- **Stated problem**
All the data below goes into the copy word for word, but the pictures don't.

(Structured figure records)
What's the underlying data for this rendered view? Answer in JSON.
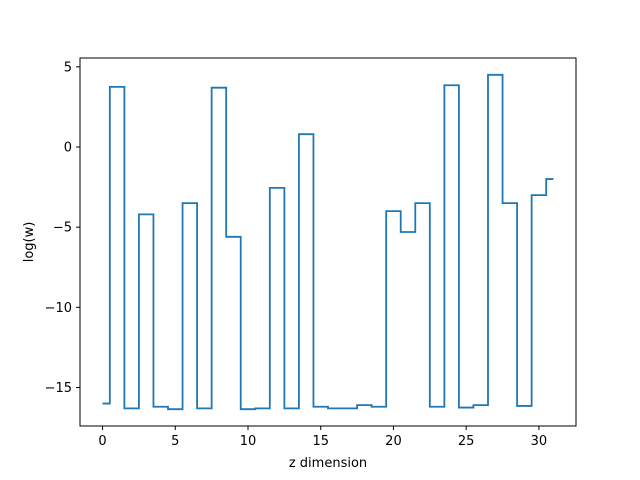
{
  "chart_data": {
    "type": "line",
    "drawstyle": "steps-mid",
    "title": "",
    "xlabel": "z dimension",
    "ylabel": "log(w)",
    "xlim": [
      -1.55,
      32.55
    ],
    "ylim": [
      -17.4,
      5.55
    ],
    "xticks": [
      0,
      5,
      10,
      15,
      20,
      25,
      30
    ],
    "yticks": [
      5,
      0,
      -5,
      -10,
      -15
    ],
    "ytick_labels": [
      "5",
      "0",
      "−5",
      "−10",
      "−15"
    ],
    "grid": false,
    "legend": "none",
    "series": [
      {
        "color": "#1f77b4",
        "x": [
          0,
          1,
          2,
          3,
          4,
          5,
          6,
          7,
          8,
          9,
          10,
          11,
          12,
          13,
          14,
          15,
          16,
          17,
          18,
          19,
          20,
          21,
          22,
          23,
          24,
          25,
          26,
          27,
          28,
          29,
          30,
          31
        ],
        "values": [
          -16.0,
          3.75,
          -16.3,
          -4.2,
          -16.2,
          -16.35,
          -3.5,
          -16.3,
          3.7,
          -5.6,
          -16.35,
          -16.3,
          -2.55,
          -16.3,
          0.8,
          -16.2,
          -16.3,
          -16.3,
          -16.1,
          -16.2,
          -4.0,
          -5.3,
          -3.5,
          -16.2,
          3.85,
          -16.25,
          -16.1,
          4.5,
          -3.5,
          -16.15,
          -3.0,
          -2.0
        ]
      }
    ]
  }
}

- **Solved problem**
What's the underlying data for this rendered view? Answer in JSON.
{
  "chart_data": {
    "type": "line",
    "drawstyle": "steps-mid",
    "title": "",
    "xlabel": "z dimension",
    "ylabel": "log(w)",
    "xlim": [
      -1.55,
      32.55
    ],
    "ylim": [
      -17.4,
      5.55
    ],
    "xticks": [
      0,
      5,
      10,
      15,
      20,
      25,
      30
    ],
    "yticks": [
      5,
      0,
      -5,
      -10,
      -15
    ],
    "ytick_labels": [
      "5",
      "0",
      "−5",
      "−10",
      "−15"
    ],
    "grid": false,
    "legend": "none",
    "series": [
      {
        "color": "#1f77b4",
        "x": [
          0,
          1,
          2,
          3,
          4,
          5,
          6,
          7,
          8,
          9,
          10,
          11,
          12,
          13,
          14,
          15,
          16,
          17,
          18,
          19,
          20,
          21,
          22,
          23,
          24,
          25,
          26,
          27,
          28,
          29,
          30,
          31
        ],
        "values": [
          -16.0,
          3.75,
          -16.3,
          -4.2,
          -16.2,
          -16.35,
          -3.5,
          -16.3,
          3.7,
          -5.6,
          -16.35,
          -16.3,
          -2.55,
          -16.3,
          0.8,
          -16.2,
          -16.3,
          -16.3,
          -16.1,
          -16.2,
          -4.0,
          -5.3,
          -3.5,
          -16.2,
          3.85,
          -16.25,
          -16.1,
          4.5,
          -3.5,
          -16.15,
          -3.0,
          -2.0
        ]
      }
    ]
  }
}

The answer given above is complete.